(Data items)
----
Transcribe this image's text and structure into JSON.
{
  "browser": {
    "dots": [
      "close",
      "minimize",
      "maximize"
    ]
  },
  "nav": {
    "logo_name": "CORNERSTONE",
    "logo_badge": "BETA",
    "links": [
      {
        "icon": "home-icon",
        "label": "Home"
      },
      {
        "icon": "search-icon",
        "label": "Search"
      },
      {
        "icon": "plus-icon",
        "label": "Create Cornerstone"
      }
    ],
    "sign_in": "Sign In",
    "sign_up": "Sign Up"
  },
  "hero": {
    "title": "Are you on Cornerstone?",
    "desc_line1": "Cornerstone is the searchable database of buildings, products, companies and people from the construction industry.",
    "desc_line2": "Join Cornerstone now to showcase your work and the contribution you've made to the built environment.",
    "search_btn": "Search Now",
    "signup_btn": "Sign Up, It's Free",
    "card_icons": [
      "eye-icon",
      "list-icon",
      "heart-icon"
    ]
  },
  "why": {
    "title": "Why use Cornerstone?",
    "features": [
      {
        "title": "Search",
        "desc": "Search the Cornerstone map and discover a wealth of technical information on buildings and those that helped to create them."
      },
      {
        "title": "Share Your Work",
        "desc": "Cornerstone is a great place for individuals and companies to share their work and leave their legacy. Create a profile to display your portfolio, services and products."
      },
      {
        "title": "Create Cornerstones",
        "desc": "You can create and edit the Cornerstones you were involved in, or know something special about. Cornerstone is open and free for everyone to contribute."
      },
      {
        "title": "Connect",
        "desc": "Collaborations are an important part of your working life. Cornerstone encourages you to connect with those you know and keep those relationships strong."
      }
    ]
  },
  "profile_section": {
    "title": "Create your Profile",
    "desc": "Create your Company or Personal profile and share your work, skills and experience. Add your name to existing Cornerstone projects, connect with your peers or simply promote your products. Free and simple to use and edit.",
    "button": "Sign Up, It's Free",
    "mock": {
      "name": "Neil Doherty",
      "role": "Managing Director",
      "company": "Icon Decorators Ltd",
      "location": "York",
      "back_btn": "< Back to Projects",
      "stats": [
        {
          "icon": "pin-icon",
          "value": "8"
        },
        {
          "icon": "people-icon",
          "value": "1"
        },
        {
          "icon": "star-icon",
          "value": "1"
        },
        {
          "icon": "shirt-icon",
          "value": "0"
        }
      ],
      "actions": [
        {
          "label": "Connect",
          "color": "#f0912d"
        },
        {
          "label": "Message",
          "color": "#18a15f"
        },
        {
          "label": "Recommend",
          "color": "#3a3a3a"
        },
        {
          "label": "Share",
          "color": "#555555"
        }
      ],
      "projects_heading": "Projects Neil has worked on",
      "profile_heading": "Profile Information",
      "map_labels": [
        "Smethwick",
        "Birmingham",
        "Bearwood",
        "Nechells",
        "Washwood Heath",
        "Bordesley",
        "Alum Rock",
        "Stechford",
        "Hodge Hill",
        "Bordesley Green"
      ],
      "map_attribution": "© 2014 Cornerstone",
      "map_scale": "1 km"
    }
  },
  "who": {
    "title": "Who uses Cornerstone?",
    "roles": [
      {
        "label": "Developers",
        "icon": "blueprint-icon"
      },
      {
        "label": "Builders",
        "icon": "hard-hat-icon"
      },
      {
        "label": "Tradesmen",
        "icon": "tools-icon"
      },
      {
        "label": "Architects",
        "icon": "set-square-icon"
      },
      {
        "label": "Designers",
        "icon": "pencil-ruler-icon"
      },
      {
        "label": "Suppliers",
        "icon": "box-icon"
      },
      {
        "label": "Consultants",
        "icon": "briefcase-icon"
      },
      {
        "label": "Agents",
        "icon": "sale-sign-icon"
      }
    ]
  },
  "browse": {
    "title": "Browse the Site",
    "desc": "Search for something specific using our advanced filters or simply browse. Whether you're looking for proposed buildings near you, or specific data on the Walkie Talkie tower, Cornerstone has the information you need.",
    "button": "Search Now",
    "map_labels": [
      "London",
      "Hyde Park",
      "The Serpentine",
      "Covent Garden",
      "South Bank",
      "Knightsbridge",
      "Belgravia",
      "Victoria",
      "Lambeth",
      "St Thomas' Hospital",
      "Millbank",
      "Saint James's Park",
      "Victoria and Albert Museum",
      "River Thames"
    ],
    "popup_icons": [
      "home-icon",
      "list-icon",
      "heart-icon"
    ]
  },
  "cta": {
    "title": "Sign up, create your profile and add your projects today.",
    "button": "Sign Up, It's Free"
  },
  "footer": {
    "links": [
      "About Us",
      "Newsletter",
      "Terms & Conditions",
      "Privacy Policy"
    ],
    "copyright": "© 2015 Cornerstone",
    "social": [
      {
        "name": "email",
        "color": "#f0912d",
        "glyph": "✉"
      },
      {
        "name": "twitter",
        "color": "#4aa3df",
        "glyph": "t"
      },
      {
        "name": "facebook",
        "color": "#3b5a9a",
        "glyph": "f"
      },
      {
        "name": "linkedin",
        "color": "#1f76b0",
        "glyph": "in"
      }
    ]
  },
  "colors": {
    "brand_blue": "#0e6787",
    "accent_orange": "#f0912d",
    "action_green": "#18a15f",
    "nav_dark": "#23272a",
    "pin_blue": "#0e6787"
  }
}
----
_THE TASK_:
Restate every entry word for word.

_REPLY_:
Transcribe this image's text and structure into JSON.
{
  "browser": {
    "dots": [
      "close",
      "minimize",
      "maximize"
    ]
  },
  "nav": {
    "logo_name": "CORNERSTONE",
    "logo_badge": "BETA",
    "links": [
      {
        "icon": "home-icon",
        "label": "Home"
      },
      {
        "icon": "search-icon",
        "label": "Search"
      },
      {
        "icon": "plus-icon",
        "label": "Create Cornerstone"
      }
    ],
    "sign_in": "Sign In",
    "sign_up": "Sign Up"
  },
  "hero": {
    "title": "Are you on Cornerstone?",
    "desc_line1": "Cornerstone is the searchable database of buildings, products, companies and people from the construction industry.",
    "desc_line2": "Join Cornerstone now to showcase your work and the contribution you've made to the built environment.",
    "search_btn": "Search Now",
    "signup_btn": "Sign Up, It's Free",
    "card_icons": [
      "eye-icon",
      "list-icon",
      "heart-icon"
    ]
  },
  "why": {
    "title": "Why use Cornerstone?",
    "features": [
      {
        "title": "Search",
        "desc": "Search the Cornerstone map and discover a wealth of technical information on buildings and those that helped to create them."
      },
      {
        "title": "Share Your Work",
        "desc": "Cornerstone is a great place for individuals and companies to share their work and leave their legacy. Create a profile to display your portfolio, services and products."
      },
      {
        "title": "Create Cornerstones",
        "desc": "You can create and edit the Cornerstones you were involved in, or know something special about. Cornerstone is open and free for everyone to contribute."
      },
      {
        "title": "Connect",
        "desc": "Collaborations are an important part of your working life. Cornerstone encourages you to connect with those you know and keep those relationships strong."
      }
    ]
  },
  "profile_section": {
    "title": "Create your Profile",
    "desc": "Create your Company or Personal profile and share your work, skills and experience. Add your name to existing Cornerstone projects, connect with your peers or simply promote your products. Free and simple to use and edit.",
    "button": "Sign Up, It's Free",
    "mock": {
      "name": "Neil Doherty",
      "role": "Managing Director",
      "company": "Icon Decorators Ltd",
      "location": "York",
      "back_btn": "< Back to Projects",
      "stats": [
        {
          "icon": "pin-icon",
          "value": "8"
        },
        {
          "icon": "people-icon",
          "value": "1"
        },
        {
          "icon": "star-icon",
          "value": "1"
        },
        {
          "icon": "shirt-icon",
          "value": "0"
        }
      ],
      "actions": [
        {
          "label": "Connect",
          "color": "#f0912d"
        },
        {
          "label": "Message",
          "color": "#18a15f"
        },
        {
          "label": "Recommend",
          "color": "#3a3a3a"
        },
        {
          "label": "Share",
          "color": "#555555"
        }
      ],
      "projects_heading": "Projects Neil has worked on",
      "profile_heading": "Profile Information",
      "map_labels": [
        "Smethwick",
        "Birmingham",
        "Bearwood",
        "Nechells",
        "Washwood Heath",
        "Bordesley",
        "Alum Rock",
        "Stechford",
        "Hodge Hill",
        "Bordesley Green"
      ],
      "map_attribution": "© 2014 Cornerstone",
      "map_scale": "1 km"
    }
  },
  "who": {
    "title": "Who uses Cornerstone?",
    "roles": [
      {
        "label": "Developers",
        "icon": "blueprint-icon"
      },
      {
        "label": "Builders",
        "icon": "hard-hat-icon"
      },
      {
        "label": "Tradesmen",
        "icon": "tools-icon"
      },
      {
        "label": "Architects",
        "icon": "set-square-icon"
      },
      {
        "label": "Designers",
        "icon": "pencil-ruler-icon"
      },
      {
        "label": "Suppliers",
        "icon": "box-icon"
      },
      {
        "label": "Consultants",
        "icon": "briefcase-icon"
      },
      {
        "label": "Agents",
        "icon": "sale-sign-icon"
      }
    ]
  },
  "browse": {
    "title": "Browse the Site",
    "desc": "Search for something specific using our advanced filters or simply browse. Whether you're looking for proposed buildings near you, or specific data on the Walkie Talkie tower, Cornerstone has the information you need.",
    "button": "Search Now",
    "map_labels": [
      "London",
      "Hyde Park",
      "The Serpentine",
      "Covent Garden",
      "South Bank",
      "Knightsbridge",
      "Belgravia",
      "Victoria",
      "Lambeth",
      "St Thomas' Hospital",
      "Millbank",
      "Saint James's Park",
      "Victoria and Albert Museum",
      "River Thames"
    ],
    "popup_icons": [
      "home-icon",
      "list-icon",
      "heart-icon"
    ]
  },
  "cta": {
    "title": "Sign up, create your profile and add your projects today.",
    "button": "Sign Up, It's Free"
  },
  "footer": {
    "links": [
      "About Us",
      "Newsletter",
      "Terms & Conditions",
      "Privacy Policy"
    ],
    "copyright": "© 2015 Cornerstone",
    "social": [
      {
        "name": "email",
        "color": "#f0912d",
        "glyph": "✉"
      },
      {
        "name": "twitter",
        "color": "#4aa3df",
        "glyph": "t"
      },
      {
        "name": "facebook",
        "color": "#3b5a9a",
        "glyph": "f"
      },
      {
        "name": "linkedin",
        "color": "#1f76b0",
        "glyph": "in"
      }
    ]
  },
  "colors": {
    "brand_blue": "#0e6787",
    "accent_orange": "#f0912d",
    "action_green": "#18a15f",
    "nav_dark": "#23272a",
    "pin_blue": "#0e6787"
  }
}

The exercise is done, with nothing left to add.